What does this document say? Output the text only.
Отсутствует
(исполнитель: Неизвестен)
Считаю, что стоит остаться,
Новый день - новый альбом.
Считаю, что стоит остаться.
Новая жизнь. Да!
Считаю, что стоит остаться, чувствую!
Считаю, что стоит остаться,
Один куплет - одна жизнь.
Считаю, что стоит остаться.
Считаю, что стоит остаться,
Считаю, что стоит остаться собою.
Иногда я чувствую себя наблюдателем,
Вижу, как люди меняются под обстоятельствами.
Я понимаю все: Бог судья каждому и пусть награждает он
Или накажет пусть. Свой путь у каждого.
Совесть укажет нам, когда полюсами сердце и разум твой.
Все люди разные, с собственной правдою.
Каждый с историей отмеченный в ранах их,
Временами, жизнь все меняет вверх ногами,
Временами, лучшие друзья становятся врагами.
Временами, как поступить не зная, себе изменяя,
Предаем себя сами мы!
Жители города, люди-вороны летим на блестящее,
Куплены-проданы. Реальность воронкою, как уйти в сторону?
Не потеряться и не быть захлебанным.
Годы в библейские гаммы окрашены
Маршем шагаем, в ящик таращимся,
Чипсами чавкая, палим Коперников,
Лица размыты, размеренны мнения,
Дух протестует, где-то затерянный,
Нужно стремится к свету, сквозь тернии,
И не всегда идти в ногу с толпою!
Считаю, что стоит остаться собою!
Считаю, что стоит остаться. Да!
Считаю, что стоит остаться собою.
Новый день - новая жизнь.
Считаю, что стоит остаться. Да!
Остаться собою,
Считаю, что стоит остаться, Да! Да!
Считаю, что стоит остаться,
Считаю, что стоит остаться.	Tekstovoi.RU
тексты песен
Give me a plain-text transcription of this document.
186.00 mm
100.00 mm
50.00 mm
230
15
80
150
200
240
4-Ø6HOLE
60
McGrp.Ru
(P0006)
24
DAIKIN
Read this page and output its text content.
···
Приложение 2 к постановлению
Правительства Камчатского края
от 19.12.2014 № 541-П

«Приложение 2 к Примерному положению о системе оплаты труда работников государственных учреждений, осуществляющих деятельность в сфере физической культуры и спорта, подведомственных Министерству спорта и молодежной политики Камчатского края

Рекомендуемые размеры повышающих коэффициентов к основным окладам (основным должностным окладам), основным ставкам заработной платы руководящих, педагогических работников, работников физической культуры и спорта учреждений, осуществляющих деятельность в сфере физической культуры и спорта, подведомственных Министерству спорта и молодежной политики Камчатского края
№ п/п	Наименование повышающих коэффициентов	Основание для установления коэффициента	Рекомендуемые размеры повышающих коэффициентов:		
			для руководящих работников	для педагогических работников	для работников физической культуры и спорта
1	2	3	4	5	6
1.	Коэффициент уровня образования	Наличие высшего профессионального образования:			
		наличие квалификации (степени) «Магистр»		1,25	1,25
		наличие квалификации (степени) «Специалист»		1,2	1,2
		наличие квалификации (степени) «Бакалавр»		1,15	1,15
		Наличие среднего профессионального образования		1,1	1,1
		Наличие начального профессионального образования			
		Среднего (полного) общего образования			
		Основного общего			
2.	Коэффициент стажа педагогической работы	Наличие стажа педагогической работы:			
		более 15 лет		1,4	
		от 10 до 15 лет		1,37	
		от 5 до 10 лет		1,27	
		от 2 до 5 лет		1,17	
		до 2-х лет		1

-*-

→ **TASK DETAILS**: Exactly as written above, please repeat the entries.

→ **RESULT OF THE TASK**:
What does this document say? Output the text only.
Отсутствует
(исполнитель: Неизвестен)
Считаю, что стоит остаться,
Новый день - новый альбом.
Считаю, что стоит остаться.
Новая жизнь. Да!
Считаю, что стоит остаться, чувствую!
Считаю, что стоит остаться,
Один куплет - одна жизнь.
Считаю, что стоит остаться.
Считаю, что стоит остаться,
Считаю, что стоит остаться собою.
Иногда я чувствую себя наблюдателем,
Вижу, как люди меняются под обстоятельствами.
Я понимаю все: Бог судья каждому и пусть награждает он
Или накажет пусть. Свой путь у каждого.
Совесть укажет нам, когда полюсами сердце и разум твой.
Все люди разные, с собственной правдою.
Каждый с историей отмеченный в ранах их,
Временами, жизнь все меняет вверх ногами,
Временами, лучшие друзья становятся врагами.
Временами, как поступить не зная, себе изменяя,
Предаем себя сами мы!
Жители города, люди-вороны летим на блестящее,
Куплены-проданы. Реальность воронкою, как уйти в сторону?
Не потеряться и не быть захлебанным.
Годы в библейские гаммы окрашены
Маршем шагаем, в ящик таращимся,
Чипсами чавкая, палим Коперников,
Лица размыты, размеренны мнения,
Дух протестует, где-то затерянный,
Нужно стремится к свету, сквозь тернии,
И не всегда идти в ногу с толпою!
Считаю, что стоит остаться собою!
Считаю, что стоит остаться. Да!
Считаю, что стоит остаться собою.
Новый день - новая жизнь.
Считаю, что стоит остаться. Да!
Остаться собою,
Считаю, что стоит остаться, Да! Да!
Считаю, что стоит остаться,
Считаю, что стоит остаться.	Tekstovoi.RU
тексты песен
Give me a plain-text transcription of this document.
186.00 mm
100.00 mm
50.00 mm
230
15
80
150
200
240
4-Ø6HOLE
60
McGrp.Ru
(P0006)
24
DAIKIN
Read this page and output its text content.
···
Приложение 2 к постановлению
Правительства Камчатского края
от 19.12.2014 № 541-П

«Приложение 2 к Примерному положению о системе оплаты труда работников государственных учреждений, осуществляющих деятельность в сфере физической культуры и спорта, подведомственных Министерству спорта и молодежной политики Камчатского края

Рекомендуемые размеры повышающих коэффициентов к основным окладам (основным должностным окладам), основным ставкам заработной платы руководящих, педагогических работников, работников физической культуры и спорта учреждений, осуществляющих деятельность в сфере физической культуры и спорта, подведомственных Министерству спорта и молодежной политики Камчатского края
№ п/п	Наименование повышающих коэффициентов	Основание для установления коэффициента	Рекомендуемые размеры повышающих коэффициентов:		
			для руководящих работников	для педагогических работников	для работников физической культуры и спорта
1	2	3	4	5	6
1.	Коэффициент уровня образования	Наличие высшего профессионального образования:			
		наличие квалификации (степени) «Магистр»		1,25	1,25
		наличие квалификации (степени) «Специалист»		1,2	1,2
		наличие квалификации (степени) «Бакалавр»		1,15	1,15
		Наличие среднего профессионального образования		1,1	1,1
		Наличие начального профессионального образования			
		Среднего (полного) общего образования			
		Основного общего			
2.	Коэффициент стажа педагогической работы	Наличие стажа педагогической работы:			
		более 15 лет		1,4	
		от 10 до 15 лет		1,37	
		от 5 до 10 лет		1,27	
		от 2 до 5 лет		1,17	
		до 2-х лет		1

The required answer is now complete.